DIRECTIONS: Gather every line in the records below that contains the word "良好的个人形象和素养".
╭─ LISTING
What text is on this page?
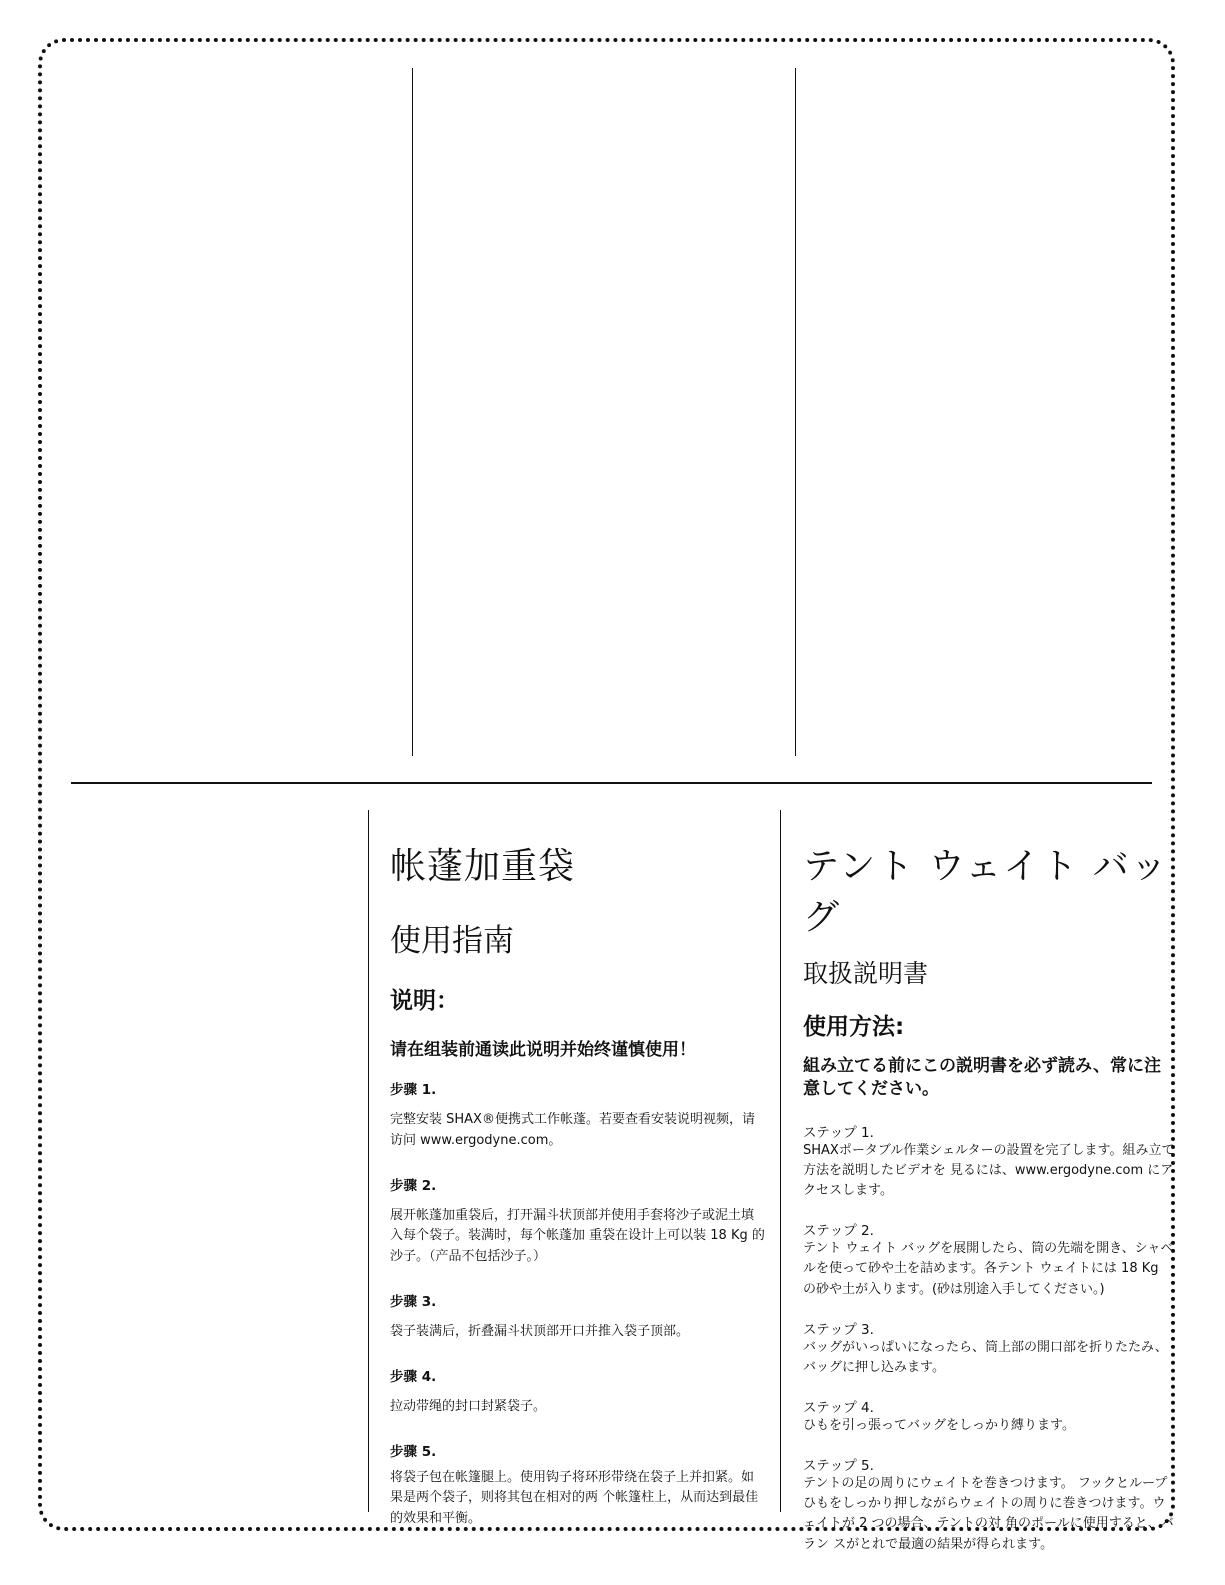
帐蓬加重袋
使用指南
说明：

请在组装前通读此说明并始终谨慎使用！

步骤 1.

完整安装 SHAX®便携式工作帐蓬。若要查看安装说明视频，请访问 www.ergodyne.com。

步骤 2.

展开帐蓬加重袋后，打开漏斗状顶部并使用手套将沙子或泥土填入每个袋子。装满时，每个帐蓬加 重袋在设计上可以装 18 Kg 的沙子。（产品不包括沙子。）

步骤 3.

袋子装满后，折叠漏斗状顶部开口并推入袋子顶部。

步骤 4.

拉动带绳的封口封紧袋子。

步骤 5.

将袋子包在帐篷腿上。使用钩子将环形带绕在袋子上并扣紧。如果是两个袋子，则将其包在相对的两 个帐篷柱上，从而达到最佳的效果和平衡。

テント ウェイト バッグ
取扱説明書
使用方法:

組み立てる前にこの説明書を必ず読み、常に注意してください。

ステップ 1.

SHAXポータブル作業シェルターの設置を完了します。組み立て方法を説明したビデオを 見るには、www.ergodyne.com にアクセスします。

ステップ 2.

テント ウェイト バッグを展開したら、筒の先端を開き、シャベルを使って砂や土を詰めます。各テント ウェイトには 18 Kg の砂や土が入ります。(砂は別途入手してください。)

ステップ 3.

バッグがいっぱいになったら、筒上部の開口部を折りたたみ、バッグに押し込みます。

ステップ 4.

ひもを引っ張ってバッグをしっかり縛ります。

ステップ 5.

テントの足の周りにウェイトを巻きつけます。 フックとループひもをしっかり押しながらウェイトの周りに巻きつけます。ウェイトが 2 つの場合、テントの対 角のポールに使用すると、バラン スがとれで最適の結果が得られます。
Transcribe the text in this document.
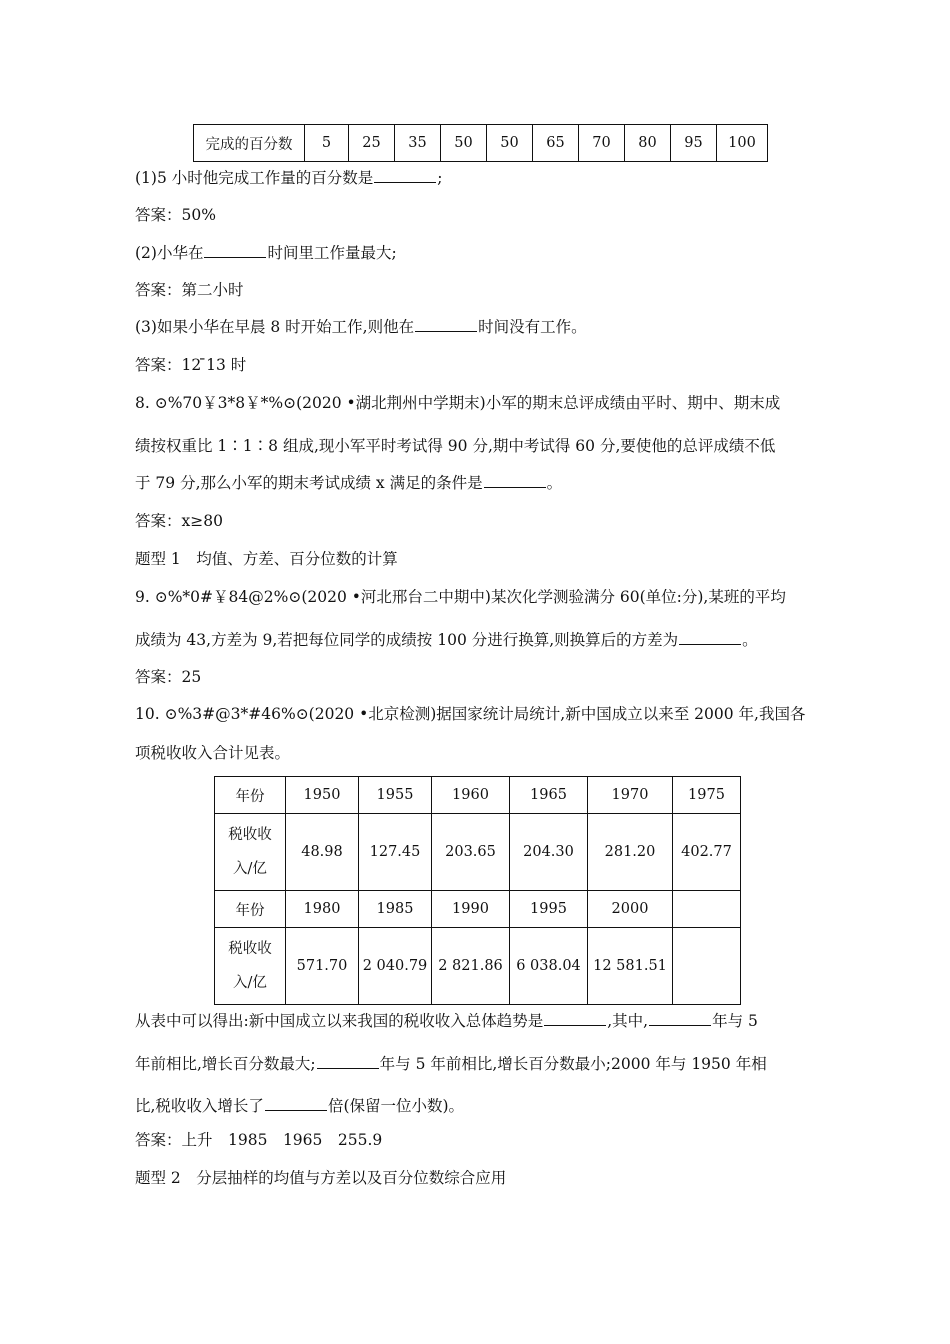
完成的百分数	5	25	35	50	50	65	70	80	95	100
(1)5 小时他完成工作量的百分数是	;
答案：50%
(2)小华在	时间里工作量最大;
答案：第二小时
(3)如果小华在早晨 8 时开始工作,则他在	时间没有工作。
答案：12 ̄13 时
8. ⊙%70￥3*8￥*%⊙(2020 •湖北荆州中学期末)小军的期末总评成绩由平时、期中、期末成
绩按权重比 1∶1∶8 组成,现小军平时考试得 90 分,期中考试得 60 分,要使他的总评成绩不低
于 79 分,那么小军的期末考试成绩 x 满足的条件是	。
答案：x≥80
题型 1　均值、方差、百分位数的计算
9. ⊙%*0#￥84@2%⊙(2020 •河北邢台二中期中)某次化学测验满分 60(单位:分),某班的平均
成绩为 43,方差为 9,若把每位同学的成绩按 100 分进行换算,则换算后的方差为	。
答案：25
10. ⊙%3#@3*#46%⊙(2020 •北京检测)据国家统计局统计,新中国成立以来至 2000 年,我国各
项税收收入合计见表。
年份	1950	1955	1960	1965	1970	1975
税收收
入/亿	48.98	127.45	203.65	204.30	281.20	402.77
年份	1980	1985	1990	1995	2000	
税收收
入/亿	571.70	2 040.79	2 821.86	6 038.04	12 581.51	
从表中可以得出:新中国成立以来我国的税收收入总体趋势是	,其中,	年与 5
年前相比,增长百分数最大;	年与 5 年前相比,增长百分数最小;2000 年与 1950 年相
比,税收收入增长了	倍(保留一位小数)。
答案：上升　1985　1965　255.9
题型 2　分层抽样的均值与方差以及百分位数综合应用
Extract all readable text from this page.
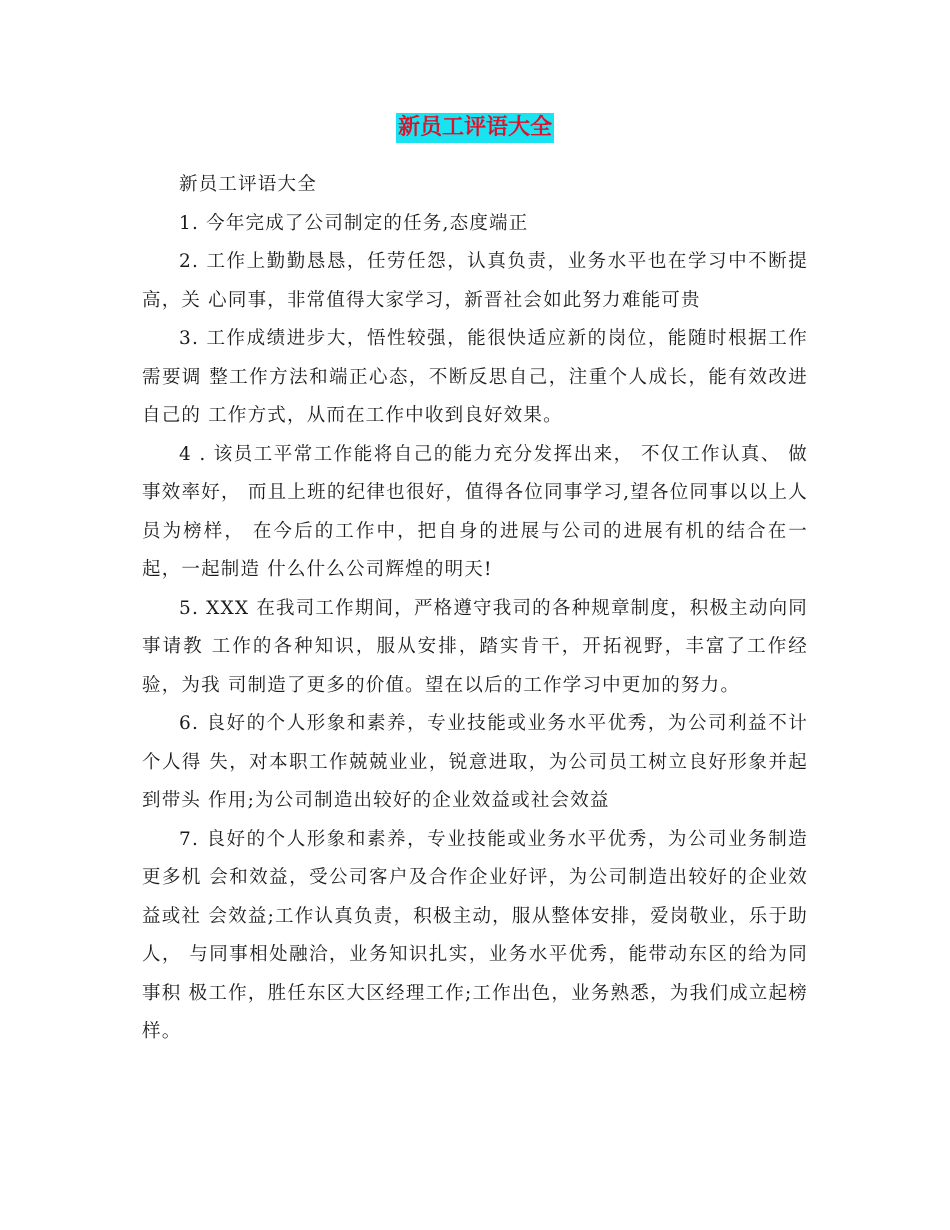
新员工评语大全

新员工评语大全

1. 今年完成了公司制定的任务,态度端正

2. 工作上勤勤恳恳，任劳任怨，认真负责，业务水平也在学习中不断提高，关 心同事，非常值得大家学习，新晋社会如此努力难能可贵

3. 工作成绩进步大，悟性较强，能很快适应新的岗位，能随时根据工作需要调 整工作方法和端正心态，不断反思自己，注重个人成长，能有效改进自己的 工作方式，从而在工作中收到良好效果。

4 . 该员工平常工作能将自己的能力充分发挥出来， 不仅工作认真、 做事效率好， 而且上班的纪律也很好，值得各位同事学习,望各位同事以以上人员为榜样， 在今后的工作中，把自身的进展与公司的进展有机的结合在一起，一起制造 什么什么公司辉煌的明天!

5. XXX 在我司工作期间，严格遵守我司的各种规章制度，积极主动向同事请教 工作的各种知识，服从安排，踏实肯干，开拓视野，丰富了工作经验，为我 司制造了更多的价值。望在以后的工作学习中更加的努力。

6. 良好的个人形象和素养，专业技能或业务水平优秀，为公司利益不计个人得 失，对本职工作兢兢业业，锐意进取，为公司员工树立良好形象并起到带头 作用;为公司制造出较好的企业效益或社会效益

7. 良好的个人形象和素养，专业技能或业务水平优秀，为公司业务制造更多机 会和效益，受公司客户及合作企业好评，为公司制造出较好的企业效益或社 会效益;工作认真负责，积极主动，服从整体安排，爱岗敬业，乐于助人， 与同事相处融洽，业务知识扎实，业务水平优秀，能带动东区的给为同事积 极工作，胜任东区大区经理工作;工作出色，业务熟悉，为我们成立起榜样。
╰─
EXPECTED OUTPUT:
6. 良好的个人形象和素养，专业技能或业务水平优秀，为公司利益不计个人得 失，对本职工作兢兢业业，锐意进取，为公司员工树立良好形象并起到带头 作用;为公司制造出较好的企业效益或社会效益
7. 良好的个人形象和素养，专业技能或业务水平优秀，为公司业务制造更多机 会和效益，受公司客户及合作企业好评，为公司制造出较好的企业效益或社 会效益;工作认真负责，积极主动，服从整体安排，爱岗敬业，乐于助人， 与同事相处融洽，业务知识扎实，业务水平优秀，能带动东区的给为同事积 极工作，胜任东区大区经理工作;工作出色，业务熟悉，为我们成立起榜样。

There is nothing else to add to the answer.